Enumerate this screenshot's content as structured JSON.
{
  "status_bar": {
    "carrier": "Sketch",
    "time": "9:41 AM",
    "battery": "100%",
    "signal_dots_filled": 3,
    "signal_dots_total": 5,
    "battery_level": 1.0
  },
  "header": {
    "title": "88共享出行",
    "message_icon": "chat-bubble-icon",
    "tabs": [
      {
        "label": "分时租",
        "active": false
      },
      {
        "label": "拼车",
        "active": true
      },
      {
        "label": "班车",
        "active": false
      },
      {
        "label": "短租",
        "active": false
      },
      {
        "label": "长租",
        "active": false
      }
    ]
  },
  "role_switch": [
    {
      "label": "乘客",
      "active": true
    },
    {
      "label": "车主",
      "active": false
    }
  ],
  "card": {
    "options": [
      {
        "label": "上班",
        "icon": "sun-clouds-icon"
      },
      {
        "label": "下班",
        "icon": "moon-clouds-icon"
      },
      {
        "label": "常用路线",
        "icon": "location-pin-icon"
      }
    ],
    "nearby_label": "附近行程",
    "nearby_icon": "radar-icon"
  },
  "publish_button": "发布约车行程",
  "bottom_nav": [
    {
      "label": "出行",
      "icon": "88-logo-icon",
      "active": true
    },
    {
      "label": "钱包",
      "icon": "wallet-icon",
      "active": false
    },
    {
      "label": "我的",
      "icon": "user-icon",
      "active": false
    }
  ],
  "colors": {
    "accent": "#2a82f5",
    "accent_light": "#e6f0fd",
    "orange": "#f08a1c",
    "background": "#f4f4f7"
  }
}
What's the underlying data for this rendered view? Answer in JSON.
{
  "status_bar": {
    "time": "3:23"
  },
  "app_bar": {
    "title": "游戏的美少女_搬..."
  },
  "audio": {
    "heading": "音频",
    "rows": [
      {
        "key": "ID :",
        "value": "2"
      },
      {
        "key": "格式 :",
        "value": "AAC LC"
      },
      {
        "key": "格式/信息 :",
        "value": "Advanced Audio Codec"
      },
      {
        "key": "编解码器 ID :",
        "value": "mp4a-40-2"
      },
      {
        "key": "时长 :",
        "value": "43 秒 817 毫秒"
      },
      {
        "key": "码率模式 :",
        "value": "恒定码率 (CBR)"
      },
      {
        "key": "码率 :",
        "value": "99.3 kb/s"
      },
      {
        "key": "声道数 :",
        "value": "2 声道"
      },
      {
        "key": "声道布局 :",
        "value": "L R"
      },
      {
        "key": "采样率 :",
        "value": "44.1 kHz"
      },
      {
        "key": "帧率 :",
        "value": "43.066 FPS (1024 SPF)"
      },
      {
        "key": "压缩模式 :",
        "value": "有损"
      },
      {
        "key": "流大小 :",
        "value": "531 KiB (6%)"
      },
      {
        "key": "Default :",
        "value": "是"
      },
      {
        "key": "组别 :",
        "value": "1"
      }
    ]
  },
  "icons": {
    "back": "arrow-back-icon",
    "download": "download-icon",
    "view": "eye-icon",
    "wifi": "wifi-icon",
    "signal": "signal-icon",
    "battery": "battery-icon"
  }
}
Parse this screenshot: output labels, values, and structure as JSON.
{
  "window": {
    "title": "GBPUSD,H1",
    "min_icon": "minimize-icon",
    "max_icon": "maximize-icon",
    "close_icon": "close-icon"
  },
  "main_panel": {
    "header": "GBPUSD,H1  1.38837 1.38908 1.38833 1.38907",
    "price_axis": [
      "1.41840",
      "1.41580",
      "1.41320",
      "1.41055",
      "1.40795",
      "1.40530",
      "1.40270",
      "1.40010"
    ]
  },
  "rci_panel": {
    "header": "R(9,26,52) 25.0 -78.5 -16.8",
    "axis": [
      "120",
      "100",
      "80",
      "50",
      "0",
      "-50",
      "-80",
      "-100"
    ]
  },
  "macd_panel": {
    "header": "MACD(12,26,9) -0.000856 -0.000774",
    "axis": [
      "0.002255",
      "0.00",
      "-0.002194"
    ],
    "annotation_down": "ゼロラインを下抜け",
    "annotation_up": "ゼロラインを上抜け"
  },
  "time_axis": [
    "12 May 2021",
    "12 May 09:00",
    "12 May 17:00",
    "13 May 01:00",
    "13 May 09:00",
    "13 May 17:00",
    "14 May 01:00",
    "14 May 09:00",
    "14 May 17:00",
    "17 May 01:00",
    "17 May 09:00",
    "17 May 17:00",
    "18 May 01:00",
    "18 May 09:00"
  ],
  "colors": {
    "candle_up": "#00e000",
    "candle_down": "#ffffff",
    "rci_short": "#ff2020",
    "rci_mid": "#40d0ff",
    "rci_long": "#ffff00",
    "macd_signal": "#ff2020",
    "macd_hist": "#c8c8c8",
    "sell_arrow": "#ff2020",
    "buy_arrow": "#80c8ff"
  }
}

Exercise details: Return all lines containing the word "view".

Task output:
What's the underlying data for this rendered view? Answer in JSON.
    "view": "eye-icon",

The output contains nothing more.